* _Dataset_:
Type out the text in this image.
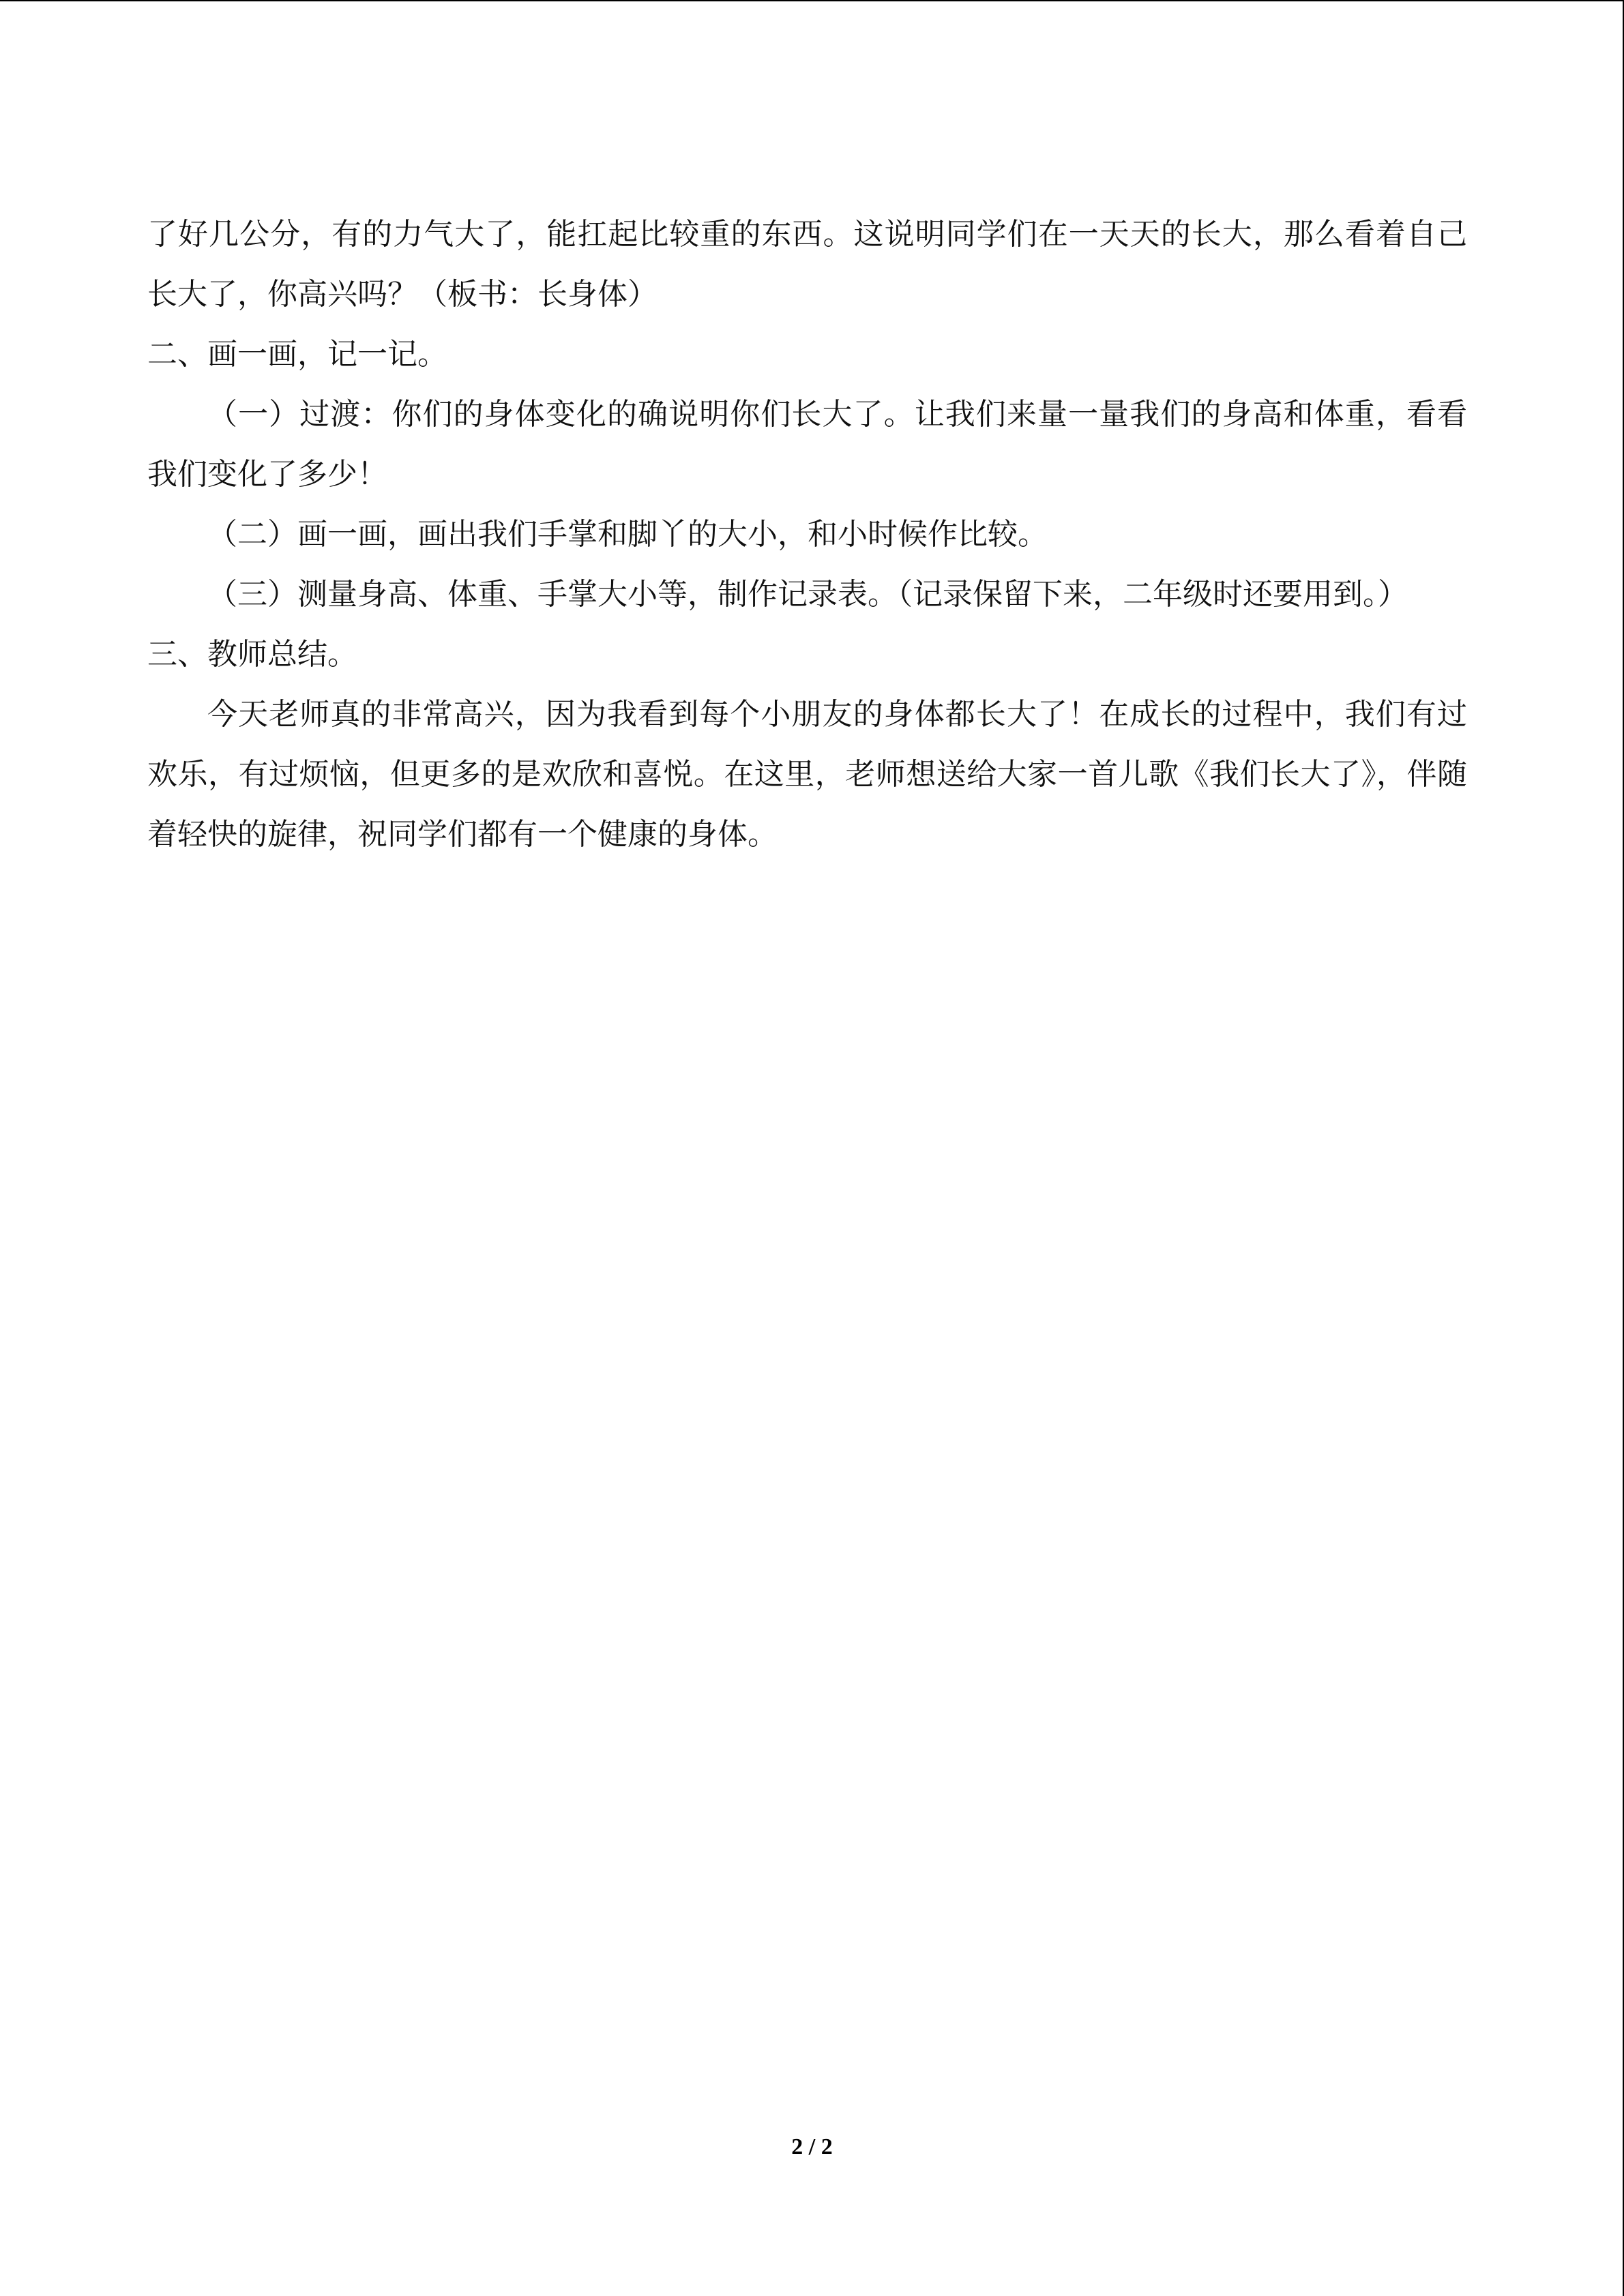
了好几公分，有的力气大了，能扛起比较重的东西。这说明同学们在一天天的长大，那么看着自己长大了，你高兴吗？（板书：长身体）

二、画一画，记一记。

（一）过渡：你们的身体变化的确说明你们长大了。让我们来量一量我们的身高和体重，看看我们变化了多少！

（二）画一画，画出我们手掌和脚丫的大小，和小时候作比较。

（三）测量身高、体重、手掌大小等，制作记录表。（记录保留下来，二年级时还要用到。）

三、教师总结。

今天老师真的非常高兴，因为我看到每个小朋友的身体都长大了！在成长的过程中，我们有过欢乐，有过烦恼，但更多的是欢欣和喜悦。在这里，老师想送给大家一首儿歌《我们长大了》，伴随着轻快的旋律，祝同学们都有一个健康的身体。

2 / 2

* _What is expected_: Repeat the full listing above exactly, with no pictures in the copy.

* _Task solution_:
Type out the text in this image.
了好几公分，有的力气大了，能扛起比较重的东西。这说明同学们在一天天的长大，那么看着自己长大了，你高兴吗？（板书：长身体）

二、画一画，记一记。

（一）过渡：你们的身体变化的确说明你们长大了。让我们来量一量我们的身高和体重，看看我们变化了多少！

（二）画一画，画出我们手掌和脚丫的大小，和小时候作比较。

（三）测量身高、体重、手掌大小等，制作记录表。（记录保留下来，二年级时还要用到。）

三、教师总结。

今天老师真的非常高兴，因为我看到每个小朋友的身体都长大了！在成长的过程中，我们有过欢乐，有过烦恼，但更多的是欢欣和喜悦。在这里，老师想送给大家一首儿歌《我们长大了》，伴随着轻快的旋律，祝同学们都有一个健康的身体。

2 / 2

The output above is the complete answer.